◆ Job
Quote, without change, all of the lines that follow.
^^^^
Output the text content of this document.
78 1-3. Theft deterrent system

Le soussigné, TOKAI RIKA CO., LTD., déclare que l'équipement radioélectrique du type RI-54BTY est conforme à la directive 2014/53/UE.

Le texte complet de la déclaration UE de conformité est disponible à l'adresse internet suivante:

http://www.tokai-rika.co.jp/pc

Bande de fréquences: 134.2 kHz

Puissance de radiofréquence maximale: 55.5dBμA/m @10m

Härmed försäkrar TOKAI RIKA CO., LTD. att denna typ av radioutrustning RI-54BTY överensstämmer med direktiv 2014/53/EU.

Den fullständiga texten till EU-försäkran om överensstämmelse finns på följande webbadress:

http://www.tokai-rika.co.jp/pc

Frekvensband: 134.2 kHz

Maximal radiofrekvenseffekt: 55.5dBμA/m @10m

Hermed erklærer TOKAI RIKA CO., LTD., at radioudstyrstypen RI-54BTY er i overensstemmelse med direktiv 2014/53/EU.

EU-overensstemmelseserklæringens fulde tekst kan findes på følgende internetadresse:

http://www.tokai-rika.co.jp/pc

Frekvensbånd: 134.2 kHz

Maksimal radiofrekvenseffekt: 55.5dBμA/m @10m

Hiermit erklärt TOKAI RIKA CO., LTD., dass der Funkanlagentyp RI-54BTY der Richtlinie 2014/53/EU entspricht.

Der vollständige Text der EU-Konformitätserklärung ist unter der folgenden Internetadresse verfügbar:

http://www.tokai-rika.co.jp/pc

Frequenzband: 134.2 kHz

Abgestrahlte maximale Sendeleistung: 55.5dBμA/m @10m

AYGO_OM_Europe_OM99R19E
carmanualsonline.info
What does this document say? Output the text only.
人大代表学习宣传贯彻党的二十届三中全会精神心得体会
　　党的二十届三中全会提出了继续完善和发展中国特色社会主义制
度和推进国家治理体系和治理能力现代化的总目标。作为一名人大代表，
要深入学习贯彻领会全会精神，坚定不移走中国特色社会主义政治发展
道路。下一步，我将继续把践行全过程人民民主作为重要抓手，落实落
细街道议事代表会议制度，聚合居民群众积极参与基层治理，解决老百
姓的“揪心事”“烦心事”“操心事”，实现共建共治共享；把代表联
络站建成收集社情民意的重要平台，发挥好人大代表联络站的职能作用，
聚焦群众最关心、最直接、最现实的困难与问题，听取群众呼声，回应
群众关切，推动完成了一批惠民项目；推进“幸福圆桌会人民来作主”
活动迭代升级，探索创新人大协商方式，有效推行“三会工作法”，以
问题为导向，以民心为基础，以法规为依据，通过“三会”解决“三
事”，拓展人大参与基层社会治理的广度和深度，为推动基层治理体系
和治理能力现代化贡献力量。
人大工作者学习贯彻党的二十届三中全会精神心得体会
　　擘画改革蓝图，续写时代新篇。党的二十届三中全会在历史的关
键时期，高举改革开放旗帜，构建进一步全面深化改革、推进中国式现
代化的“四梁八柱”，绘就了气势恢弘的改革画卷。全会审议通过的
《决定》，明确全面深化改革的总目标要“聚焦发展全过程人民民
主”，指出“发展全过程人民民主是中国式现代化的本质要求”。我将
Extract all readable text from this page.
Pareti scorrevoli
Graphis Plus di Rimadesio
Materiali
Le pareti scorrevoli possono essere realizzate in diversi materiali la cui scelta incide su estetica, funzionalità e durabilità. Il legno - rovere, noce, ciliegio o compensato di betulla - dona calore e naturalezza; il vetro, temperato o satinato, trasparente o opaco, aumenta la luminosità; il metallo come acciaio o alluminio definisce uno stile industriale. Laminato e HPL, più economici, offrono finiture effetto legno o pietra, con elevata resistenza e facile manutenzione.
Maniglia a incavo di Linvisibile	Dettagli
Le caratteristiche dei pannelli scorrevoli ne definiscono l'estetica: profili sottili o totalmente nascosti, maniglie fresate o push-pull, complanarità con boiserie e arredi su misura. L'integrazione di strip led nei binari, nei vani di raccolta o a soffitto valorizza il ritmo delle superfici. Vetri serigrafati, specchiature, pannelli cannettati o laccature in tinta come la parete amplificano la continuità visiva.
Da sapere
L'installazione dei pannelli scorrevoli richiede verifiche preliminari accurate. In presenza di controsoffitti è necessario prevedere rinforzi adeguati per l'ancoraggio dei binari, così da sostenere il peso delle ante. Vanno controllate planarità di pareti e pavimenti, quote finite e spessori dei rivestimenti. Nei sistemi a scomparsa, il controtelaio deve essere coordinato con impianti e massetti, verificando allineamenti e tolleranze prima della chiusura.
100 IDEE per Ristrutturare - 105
^^^^
◆ Exercise output
Output the text content of this document.
78 1-3. Theft deterrent system

Le soussigné, TOKAI RIKA CO., LTD., déclare que l'équipement radioélectrique du type RI-54BTY est conforme à la directive 2014/53/UE.

Le texte complet de la déclaration UE de conformité est disponible à l'adresse internet suivante:

http://www.tokai-rika.co.jp/pc

Bande de fréquences: 134.2 kHz

Puissance de radiofréquence maximale: 55.5dBμA/m @10m

Härmed försäkrar TOKAI RIKA CO., LTD. att denna typ av radioutrustning RI-54BTY överensstämmer med direktiv 2014/53/EU.

Den fullständiga texten till EU-försäkran om överensstämmelse finns på följande webbadress:

http://www.tokai-rika.co.jp/pc

Frekvensband: 134.2 kHz

Maximal radiofrekvenseffekt: 55.5dBμA/m @10m

Hermed erklærer TOKAI RIKA CO., LTD., at radioudstyrstypen RI-54BTY er i overensstemmelse med direktiv 2014/53/EU.

EU-overensstemmelseserklæringens fulde tekst kan findes på følgende internetadresse:

http://www.tokai-rika.co.jp/pc

Frekvensbånd: 134.2 kHz

Maksimal radiofrekvenseffekt: 55.5dBμA/m @10m

Hiermit erklärt TOKAI RIKA CO., LTD., dass der Funkanlagentyp RI-54BTY der Richtlinie 2014/53/EU entspricht.

Der vollständige Text der EU-Konformitätserklärung ist unter der folgenden Internetadresse verfügbar:

http://www.tokai-rika.co.jp/pc

Frequenzband: 134.2 kHz

Abgestrahlte maximale Sendeleistung: 55.5dBμA/m @10m

AYGO_OM_Europe_OM99R19E
carmanualsonline.info
What does this document say? Output the text only.
人大代表学习宣传贯彻党的二十届三中全会精神心得体会
　　党的二十届三中全会提出了继续完善和发展中国特色社会主义制
度和推进国家治理体系和治理能力现代化的总目标。作为一名人大代表，
要深入学习贯彻领会全会精神，坚定不移走中国特色社会主义政治发展
道路。下一步，我将继续把践行全过程人民民主作为重要抓手，落实落
细街道议事代表会议制度，聚合居民群众积极参与基层治理，解决老百
姓的“揪心事”“烦心事”“操心事”，实现共建共治共享；把代表联
络站建成收集社情民意的重要平台，发挥好人大代表联络站的职能作用，
聚焦群众最关心、最直接、最现实的困难与问题，听取群众呼声，回应
群众关切，推动完成了一批惠民项目；推进“幸福圆桌会人民来作主”
活动迭代升级，探索创新人大协商方式，有效推行“三会工作法”，以
问题为导向，以民心为基础，以法规为依据，通过“三会”解决“三
事”，拓展人大参与基层社会治理的广度和深度，为推动基层治理体系
和治理能力现代化贡献力量。
人大工作者学习贯彻党的二十届三中全会精神心得体会
　　擘画改革蓝图，续写时代新篇。党的二十届三中全会在历史的关
键时期，高举改革开放旗帜，构建进一步全面深化改革、推进中国式现
代化的“四梁八柱”，绘就了气势恢弘的改革画卷。全会审议通过的
《决定》，明确全面深化改革的总目标要“聚焦发展全过程人民民
主”，指出“发展全过程人民民主是中国式现代化的本质要求”。我将
Extract all readable text from this page.
Pareti scorrevoli
Graphis Plus di Rimadesio
Materiali
Le pareti scorrevoli possono essere realizzate in diversi materiali la cui scelta incide su estetica, funzionalità e durabilità. Il legno - rovere, noce, ciliegio o compensato di betulla - dona calore e naturalezza; il vetro, temperato o satinato, trasparente o opaco, aumenta la luminosità; il metallo come acciaio o alluminio definisce uno stile industriale. Laminato e HPL, più economici, offrono finiture effetto legno o pietra, con elevata resistenza e facile manutenzione.
Maniglia a incavo di Linvisibile	Dettagli
Le caratteristiche dei pannelli scorrevoli ne definiscono l'estetica: profili sottili o totalmente nascosti, maniglie fresate o push-pull, complanarità con boiserie e arredi su misura. L'integrazione di strip led nei binari, nei vani di raccolta o a soffitto valorizza il ritmo delle superfici. Vetri serigrafati, specchiature, pannelli cannettati o laccature in tinta come la parete amplificano la continuità visiva.
Da sapere
L'installazione dei pannelli scorrevoli richiede verifiche preliminari accurate. In presenza di controsoffitti è necessario prevedere rinforzi adeguati per l'ancoraggio dei binari, così da sostenere il peso delle ante. Vanno controllate planarità di pareti e pavimenti, quote finite e spessori dei rivestimenti. Nei sistemi a scomparsa, il controtelaio deve essere coordinato con impianti e massetti, verificando allineamenti e tolleranze prima della chiusura.
100 IDEE per Ristrutturare - 105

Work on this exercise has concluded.